▶ [Short task] Look through the lines below and extract each one that contains "title".

▶ [Provided material]
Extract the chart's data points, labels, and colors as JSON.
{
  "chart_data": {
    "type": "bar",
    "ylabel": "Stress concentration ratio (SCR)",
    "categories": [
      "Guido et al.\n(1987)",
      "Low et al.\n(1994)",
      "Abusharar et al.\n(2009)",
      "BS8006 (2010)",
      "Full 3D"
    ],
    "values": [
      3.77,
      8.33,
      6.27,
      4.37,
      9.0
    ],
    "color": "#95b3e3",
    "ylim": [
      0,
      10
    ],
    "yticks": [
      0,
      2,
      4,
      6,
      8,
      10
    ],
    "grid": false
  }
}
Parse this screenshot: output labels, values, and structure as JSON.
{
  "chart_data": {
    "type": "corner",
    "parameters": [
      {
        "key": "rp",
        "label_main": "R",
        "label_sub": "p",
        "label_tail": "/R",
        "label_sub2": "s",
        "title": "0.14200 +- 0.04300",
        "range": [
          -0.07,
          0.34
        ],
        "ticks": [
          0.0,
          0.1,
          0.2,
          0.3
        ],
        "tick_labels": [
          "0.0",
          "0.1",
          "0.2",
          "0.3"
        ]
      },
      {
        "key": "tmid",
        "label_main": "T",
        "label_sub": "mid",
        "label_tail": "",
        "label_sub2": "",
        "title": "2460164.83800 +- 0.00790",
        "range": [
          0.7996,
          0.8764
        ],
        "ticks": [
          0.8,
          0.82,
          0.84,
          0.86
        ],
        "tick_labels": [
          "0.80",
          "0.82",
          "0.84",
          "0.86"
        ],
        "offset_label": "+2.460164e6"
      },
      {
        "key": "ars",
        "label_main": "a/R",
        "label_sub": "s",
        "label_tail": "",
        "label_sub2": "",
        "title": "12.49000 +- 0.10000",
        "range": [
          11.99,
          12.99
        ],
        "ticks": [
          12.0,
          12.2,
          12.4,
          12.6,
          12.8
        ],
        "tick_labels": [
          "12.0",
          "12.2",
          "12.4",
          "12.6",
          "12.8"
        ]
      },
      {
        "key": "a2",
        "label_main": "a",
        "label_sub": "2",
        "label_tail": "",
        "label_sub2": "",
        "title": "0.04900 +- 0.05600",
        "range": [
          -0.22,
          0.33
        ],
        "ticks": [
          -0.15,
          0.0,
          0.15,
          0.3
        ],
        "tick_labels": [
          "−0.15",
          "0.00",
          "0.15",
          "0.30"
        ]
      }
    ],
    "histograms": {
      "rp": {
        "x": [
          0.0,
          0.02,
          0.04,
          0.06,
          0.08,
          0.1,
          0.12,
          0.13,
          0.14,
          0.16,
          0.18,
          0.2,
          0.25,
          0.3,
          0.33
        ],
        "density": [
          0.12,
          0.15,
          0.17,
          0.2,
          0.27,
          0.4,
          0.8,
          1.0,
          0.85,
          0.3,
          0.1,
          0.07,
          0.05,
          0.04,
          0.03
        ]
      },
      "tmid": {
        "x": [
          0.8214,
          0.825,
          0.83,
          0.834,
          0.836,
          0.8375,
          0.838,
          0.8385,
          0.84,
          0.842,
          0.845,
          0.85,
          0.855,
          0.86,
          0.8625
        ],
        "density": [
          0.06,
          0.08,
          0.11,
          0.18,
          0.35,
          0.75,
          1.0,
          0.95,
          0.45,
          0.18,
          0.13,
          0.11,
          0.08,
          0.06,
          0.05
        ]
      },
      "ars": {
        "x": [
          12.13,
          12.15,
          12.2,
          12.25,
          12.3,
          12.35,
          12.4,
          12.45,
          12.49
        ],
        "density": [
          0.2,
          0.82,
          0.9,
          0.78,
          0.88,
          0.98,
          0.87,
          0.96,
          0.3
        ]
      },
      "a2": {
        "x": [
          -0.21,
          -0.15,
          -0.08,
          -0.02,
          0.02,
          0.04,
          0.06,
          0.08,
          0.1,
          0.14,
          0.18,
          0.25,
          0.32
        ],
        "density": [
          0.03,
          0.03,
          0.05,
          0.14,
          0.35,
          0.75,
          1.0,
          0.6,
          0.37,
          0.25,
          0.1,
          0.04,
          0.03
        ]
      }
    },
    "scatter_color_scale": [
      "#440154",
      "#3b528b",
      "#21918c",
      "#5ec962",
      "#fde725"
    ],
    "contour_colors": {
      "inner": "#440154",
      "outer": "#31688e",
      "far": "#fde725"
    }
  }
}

▶ [Final result]
        "title": "0.14200 +- 0.04300",
        "title": "2460164.83800 +- 0.00790",
        "title": "12.49000 +- 0.10000",
        "title": "0.04900 +- 0.05600",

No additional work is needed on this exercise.